• [DIRECTIONS] Leave out the pictures and repeat the data exactly.
--- start of DATA FOR THIS TASK ---
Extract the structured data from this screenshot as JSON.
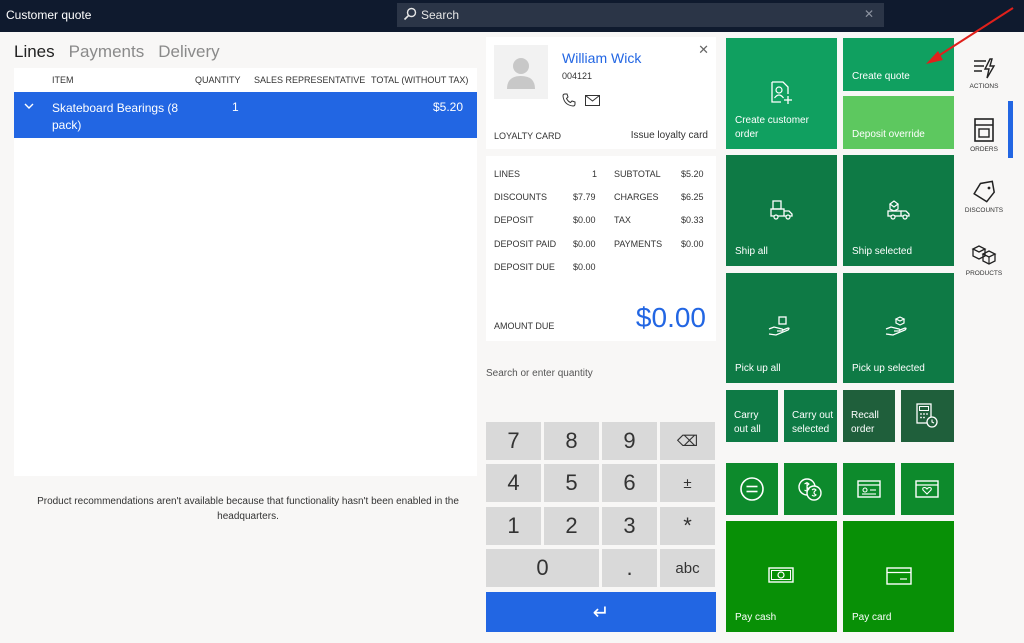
{
  "app": {
    "title": "Customer quote"
  },
  "search": {
    "placeholder": "Search",
    "clear": "✕"
  },
  "tabs": [
    {
      "label": "Lines"
    },
    {
      "label": "Payments"
    },
    {
      "label": "Delivery"
    }
  ],
  "lines_table": {
    "columns": [
      "ITEM",
      "QUANTITY",
      "SALES REPRESENTATIVE",
      "TOTAL (WITHOUT TAX)"
    ],
    "rows": [
      {
        "item": "Skateboard Bearings (8 pack)",
        "quantity": "1",
        "sales_rep": "",
        "total": "$5.20"
      }
    ]
  },
  "recommendations_message": "Product recommendations aren't available because that functionality hasn't been enabled in the headquarters.",
  "customer": {
    "name": "William Wick",
    "id": "004121",
    "loyalty_label": "LOYALTY CARD",
    "loyalty_link": "Issue loyalty card",
    "close": "✕"
  },
  "totals": {
    "lines_label": "LINES",
    "lines_value": "1",
    "discounts_label": "DISCOUNTS",
    "discounts_value": "$7.79",
    "deposit_label": "DEPOSIT",
    "deposit_value": "$0.00",
    "deposit_paid_label": "DEPOSIT PAID",
    "deposit_paid_value": "$0.00",
    "deposit_due_label": "DEPOSIT DUE",
    "deposit_due_value": "$0.00",
    "subtotal_label": "SUBTOTAL",
    "subtotal_value": "$5.20",
    "charges_label": "CHARGES",
    "charges_value": "$6.25",
    "tax_label": "TAX",
    "tax_value": "$0.33",
    "payments_label": "PAYMENTS",
    "payments_value": "$0.00",
    "amount_due_label": "AMOUNT DUE",
    "amount_due_value": "$0.00"
  },
  "quantity_search": {
    "placeholder": "Search or enter quantity"
  },
  "keypad": {
    "k7": "7",
    "k8": "8",
    "k9": "9",
    "backspace": "⌫",
    "k4": "4",
    "k5": "5",
    "k6": "6",
    "plusminus": "±",
    "k1": "1",
    "k2": "2",
    "k3": "3",
    "multiply": "*",
    "k0": "0",
    "dot": ".",
    "abc": "abc",
    "enter": "↵"
  },
  "tiles": {
    "create_customer_order": "Create customer order",
    "create_quote": "Create quote",
    "deposit_override": "Deposit override",
    "ship_all": "Ship all",
    "ship_selected": "Ship selected",
    "pick_up_all": "Pick up all",
    "pick_up_selected": "Pick up selected",
    "carry_out_all": "Carry out all",
    "carry_out_selected": "Carry out selected",
    "recall_order": "Recall order",
    "pay_cash": "Pay cash",
    "pay_card": "Pay card"
  },
  "rail": {
    "actions": "ACTIONS",
    "orders": "ORDERS",
    "discounts": "DISCOUNTS",
    "products": "PRODUCTS"
  },
  "colors": {
    "topbar": "#0f1a2e",
    "accent": "#2266e3",
    "tile_green": "#10a060",
    "tile_dark_green": "#0e7a45",
    "tile_light_green": "#5dc85f",
    "tile_payment_green": "#089006"
  }
}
--- end of DATA FOR THIS TASK ---
• [EXERCISE OUTPUT]
Extract the structured data from this screenshot as JSON.
{
  "app": {
    "title": "Customer quote"
  },
  "search": {
    "placeholder": "Search",
    "clear": "✕"
  },
  "tabs": [
    {
      "label": "Lines"
    },
    {
      "label": "Payments"
    },
    {
      "label": "Delivery"
    }
  ],
  "lines_table": {
    "columns": [
      "ITEM",
      "QUANTITY",
      "SALES REPRESENTATIVE",
      "TOTAL (WITHOUT TAX)"
    ],
    "rows": [
      {
        "item": "Skateboard Bearings (8 pack)",
        "quantity": "1",
        "sales_rep": "",
        "total": "$5.20"
      }
    ]
  },
  "recommendations_message": "Product recommendations aren't available because that functionality hasn't been enabled in the headquarters.",
  "customer": {
    "name": "William Wick",
    "id": "004121",
    "loyalty_label": "LOYALTY CARD",
    "loyalty_link": "Issue loyalty card",
    "close": "✕"
  },
  "totals": {
    "lines_label": "LINES",
    "lines_value": "1",
    "discounts_label": "DISCOUNTS",
    "discounts_value": "$7.79",
    "deposit_label": "DEPOSIT",
    "deposit_value": "$0.00",
    "deposit_paid_label": "DEPOSIT PAID",
    "deposit_paid_value": "$0.00",
    "deposit_due_label": "DEPOSIT DUE",
    "deposit_due_value": "$0.00",
    "subtotal_label": "SUBTOTAL",
    "subtotal_value": "$5.20",
    "charges_label": "CHARGES",
    "charges_value": "$6.25",
    "tax_label": "TAX",
    "tax_value": "$0.33",
    "payments_label": "PAYMENTS",
    "payments_value": "$0.00",
    "amount_due_label": "AMOUNT DUE",
    "amount_due_value": "$0.00"
  },
  "quantity_search": {
    "placeholder": "Search or enter quantity"
  },
  "keypad": {
    "k7": "7",
    "k8": "8",
    "k9": "9",
    "backspace": "⌫",
    "k4": "4",
    "k5": "5",
    "k6": "6",
    "plusminus": "±",
    "k1": "1",
    "k2": "2",
    "k3": "3",
    "multiply": "*",
    "k0": "0",
    "dot": ".",
    "abc": "abc",
    "enter": "↵"
  },
  "tiles": {
    "create_customer_order": "Create customer order",
    "create_quote": "Create quote",
    "deposit_override": "Deposit override",
    "ship_all": "Ship all",
    "ship_selected": "Ship selected",
    "pick_up_all": "Pick up all",
    "pick_up_selected": "Pick up selected",
    "carry_out_all": "Carry out all",
    "carry_out_selected": "Carry out selected",
    "recall_order": "Recall order",
    "pay_cash": "Pay cash",
    "pay_card": "Pay card"
  },
  "rail": {
    "actions": "ACTIONS",
    "orders": "ORDERS",
    "discounts": "DISCOUNTS",
    "products": "PRODUCTS"
  },
  "colors": {
    "topbar": "#0f1a2e",
    "accent": "#2266e3",
    "tile_green": "#10a060",
    "tile_dark_green": "#0e7a45",
    "tile_light_green": "#5dc85f",
    "tile_payment_green": "#089006"
  }
}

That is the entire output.